[Rows from a figure dataset]
○ ○ ○ ○

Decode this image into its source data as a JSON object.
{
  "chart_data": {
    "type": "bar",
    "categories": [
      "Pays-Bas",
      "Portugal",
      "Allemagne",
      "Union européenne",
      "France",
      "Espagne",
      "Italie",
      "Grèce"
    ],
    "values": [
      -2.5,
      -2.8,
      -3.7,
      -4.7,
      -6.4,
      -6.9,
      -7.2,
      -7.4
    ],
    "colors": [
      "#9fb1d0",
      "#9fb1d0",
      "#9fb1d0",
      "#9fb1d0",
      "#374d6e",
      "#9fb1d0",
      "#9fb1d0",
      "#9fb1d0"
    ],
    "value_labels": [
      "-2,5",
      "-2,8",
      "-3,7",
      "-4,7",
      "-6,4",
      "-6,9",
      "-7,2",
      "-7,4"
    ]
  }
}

○ ○ ○ ○

STATED TASK
Write out every entry verbatim.

FULL ANSWER
Decode this image into its source data as a JSON object.
{
  "chart_data": {
    "type": "bar",
    "categories": [
      "Pays-Bas",
      "Portugal",
      "Allemagne",
      "Union européenne",
      "France",
      "Espagne",
      "Italie",
      "Grèce"
    ],
    "values": [
      -2.5,
      -2.8,
      -3.7,
      -4.7,
      -6.4,
      -6.9,
      -7.2,
      -7.4
    ],
    "colors": [
      "#9fb1d0",
      "#9fb1d0",
      "#9fb1d0",
      "#9fb1d0",
      "#374d6e",
      "#9fb1d0",
      "#9fb1d0",
      "#9fb1d0"
    ],
    "value_labels": [
      "-2,5",
      "-2,8",
      "-3,7",
      "-4,7",
      "-6,4",
      "-6,9",
      "-7,2",
      "-7,4"
    ]
  }
}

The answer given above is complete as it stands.